[Recorded data]:
◆ ◆ ◆

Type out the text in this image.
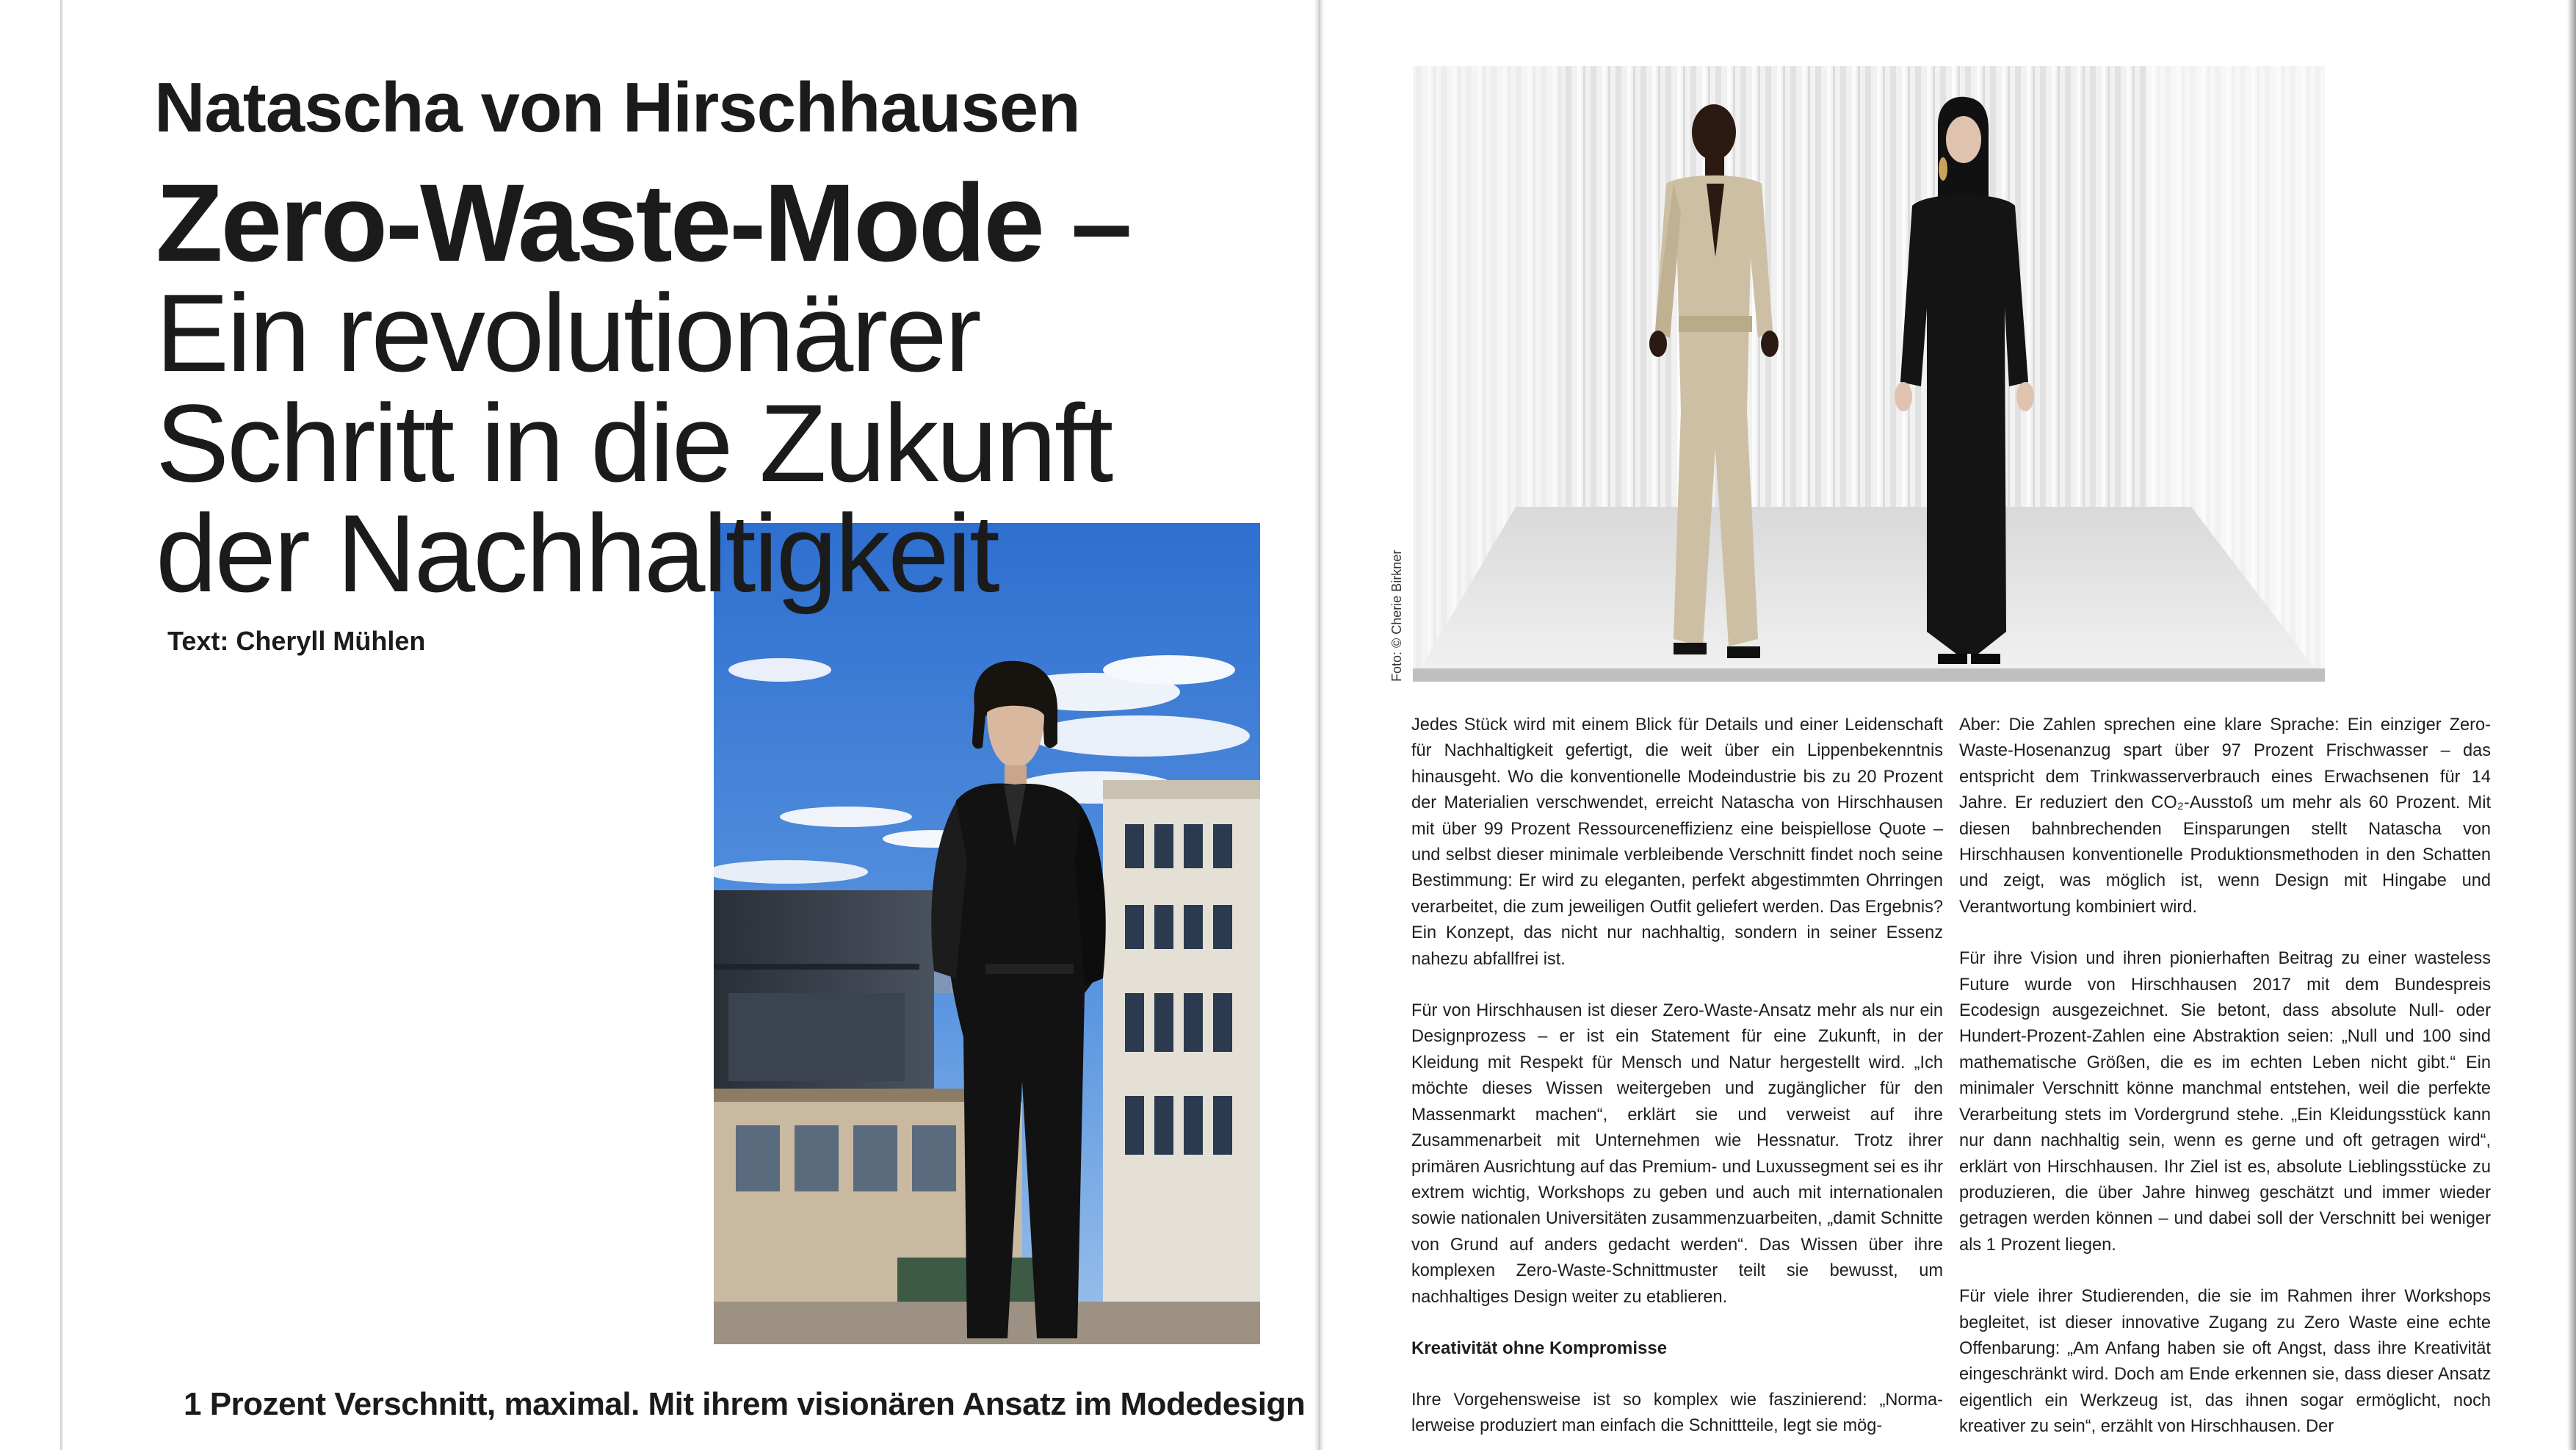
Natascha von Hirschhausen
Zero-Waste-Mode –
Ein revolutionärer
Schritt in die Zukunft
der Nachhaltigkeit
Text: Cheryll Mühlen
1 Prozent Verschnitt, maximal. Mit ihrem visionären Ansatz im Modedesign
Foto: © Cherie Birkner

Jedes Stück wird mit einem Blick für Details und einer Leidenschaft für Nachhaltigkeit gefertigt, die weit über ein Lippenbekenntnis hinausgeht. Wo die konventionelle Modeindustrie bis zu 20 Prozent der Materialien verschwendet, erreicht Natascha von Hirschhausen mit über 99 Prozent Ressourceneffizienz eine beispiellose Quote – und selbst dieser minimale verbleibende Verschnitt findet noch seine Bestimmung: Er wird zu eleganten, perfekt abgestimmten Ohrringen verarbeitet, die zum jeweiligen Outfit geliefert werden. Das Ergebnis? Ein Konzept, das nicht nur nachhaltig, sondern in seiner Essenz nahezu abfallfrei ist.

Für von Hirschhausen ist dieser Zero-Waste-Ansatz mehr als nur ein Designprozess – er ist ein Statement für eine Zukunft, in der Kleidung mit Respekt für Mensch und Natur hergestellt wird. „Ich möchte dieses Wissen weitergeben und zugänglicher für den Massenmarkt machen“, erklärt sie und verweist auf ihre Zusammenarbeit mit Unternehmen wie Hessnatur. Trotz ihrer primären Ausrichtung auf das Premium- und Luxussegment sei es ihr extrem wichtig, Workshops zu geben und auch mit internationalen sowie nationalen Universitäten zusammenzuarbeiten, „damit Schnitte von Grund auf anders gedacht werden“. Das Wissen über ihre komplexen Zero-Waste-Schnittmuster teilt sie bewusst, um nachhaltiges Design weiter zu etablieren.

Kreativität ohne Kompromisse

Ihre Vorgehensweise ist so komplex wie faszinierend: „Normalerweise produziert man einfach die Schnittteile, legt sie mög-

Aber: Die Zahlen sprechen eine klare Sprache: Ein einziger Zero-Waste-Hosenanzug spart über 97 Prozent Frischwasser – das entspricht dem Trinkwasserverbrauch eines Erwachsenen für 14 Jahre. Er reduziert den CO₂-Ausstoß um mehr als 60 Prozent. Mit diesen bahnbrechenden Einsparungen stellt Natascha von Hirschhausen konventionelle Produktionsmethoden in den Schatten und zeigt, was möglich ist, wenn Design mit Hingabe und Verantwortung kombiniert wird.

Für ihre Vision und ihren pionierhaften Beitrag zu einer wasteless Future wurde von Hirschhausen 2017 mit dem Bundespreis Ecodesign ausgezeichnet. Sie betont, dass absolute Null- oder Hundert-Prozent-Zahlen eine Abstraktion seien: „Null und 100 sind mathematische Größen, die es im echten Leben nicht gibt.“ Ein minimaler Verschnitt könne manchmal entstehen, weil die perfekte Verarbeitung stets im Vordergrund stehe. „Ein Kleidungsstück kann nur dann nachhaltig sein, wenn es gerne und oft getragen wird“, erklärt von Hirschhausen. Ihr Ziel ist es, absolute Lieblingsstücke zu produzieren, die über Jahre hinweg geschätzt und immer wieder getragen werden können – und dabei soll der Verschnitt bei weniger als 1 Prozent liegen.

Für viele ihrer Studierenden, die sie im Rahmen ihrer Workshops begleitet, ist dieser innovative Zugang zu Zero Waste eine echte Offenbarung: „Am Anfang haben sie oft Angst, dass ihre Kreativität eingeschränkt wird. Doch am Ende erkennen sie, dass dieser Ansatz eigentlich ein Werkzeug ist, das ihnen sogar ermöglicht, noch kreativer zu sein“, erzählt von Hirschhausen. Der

◆ ◆ ◆

[TASK TO COMPLETE]:
Omitting all images, print the listing exactly.

[RIGHT ANSWER]:
Type out the text in this image.
Natascha von Hirschhausen
Zero-Waste-Mode –
Ein revolutionärer
Schritt in die Zukunft
der Nachhaltigkeit
Text: Cheryll Mühlen
1 Prozent Verschnitt, maximal. Mit ihrem visionären Ansatz im Modedesign
Foto: © Cherie Birkner

Jedes Stück wird mit einem Blick für Details und einer Leidenschaft für Nachhaltigkeit gefertigt, die weit über ein Lippenbekenntnis hinausgeht. Wo die konventionelle Modeindustrie bis zu 20 Prozent der Materialien verschwendet, erreicht Natascha von Hirschhausen mit über 99 Prozent Ressourceneffizienz eine beispiellose Quote – und selbst dieser minimale verbleibende Verschnitt findet noch seine Bestimmung: Er wird zu eleganten, perfekt abgestimmten Ohrringen verarbeitet, die zum jeweiligen Outfit geliefert werden. Das Ergebnis? Ein Konzept, das nicht nur nachhaltig, sondern in seiner Essenz nahezu abfallfrei ist.

Für von Hirschhausen ist dieser Zero-Waste-Ansatz mehr als nur ein Designprozess – er ist ein Statement für eine Zukunft, in der Kleidung mit Respekt für Mensch und Natur hergestellt wird. „Ich möchte dieses Wissen weitergeben und zugänglicher für den Massenmarkt machen“, erklärt sie und verweist auf ihre Zusammenarbeit mit Unternehmen wie Hessnatur. Trotz ihrer primären Ausrichtung auf das Premium- und Luxussegment sei es ihr extrem wichtig, Workshops zu geben und auch mit internationalen sowie nationalen Universitäten zusammenzuarbeiten, „damit Schnitte von Grund auf anders gedacht werden“. Das Wissen über ihre komplexen Zero-Waste-Schnittmuster teilt sie bewusst, um nachhaltiges Design weiter zu etablieren.

Kreativität ohne Kompromisse

Ihre Vorgehensweise ist so komplex wie faszinierend: „Normalerweise produziert man einfach die Schnittteile, legt sie mög-

Aber: Die Zahlen sprechen eine klare Sprache: Ein einziger Zero-Waste-Hosenanzug spart über 97 Prozent Frischwasser – das entspricht dem Trinkwasserverbrauch eines Erwachsenen für 14 Jahre. Er reduziert den CO₂-Ausstoß um mehr als 60 Prozent. Mit diesen bahnbrechenden Einsparungen stellt Natascha von Hirschhausen konventionelle Produktionsmethoden in den Schatten und zeigt, was möglich ist, wenn Design mit Hingabe und Verantwortung kombiniert wird.

Für ihre Vision und ihren pionierhaften Beitrag zu einer wasteless Future wurde von Hirschhausen 2017 mit dem Bundespreis Ecodesign ausgezeichnet. Sie betont, dass absolute Null- oder Hundert-Prozent-Zahlen eine Abstraktion seien: „Null und 100 sind mathematische Größen, die es im echten Leben nicht gibt.“ Ein minimaler Verschnitt könne manchmal entstehen, weil die perfekte Verarbeitung stets im Vordergrund stehe. „Ein Kleidungsstück kann nur dann nachhaltig sein, wenn es gerne und oft getragen wird“, erklärt von Hirschhausen. Ihr Ziel ist es, absolute Lieblingsstücke zu produzieren, die über Jahre hinweg geschätzt und immer wieder getragen werden können – und dabei soll der Verschnitt bei weniger als 1 Prozent liegen.

Für viele ihrer Studierenden, die sie im Rahmen ihrer Workshops begleitet, ist dieser innovative Zugang zu Zero Waste eine echte Offenbarung: „Am Anfang haben sie oft Angst, dass ihre Kreativität eingeschränkt wird. Doch am Ende erkennen sie, dass dieser Ansatz eigentlich ein Werkzeug ist, das ihnen sogar ermöglicht, noch kreativer zu sein“, erzählt von Hirschhausen. Der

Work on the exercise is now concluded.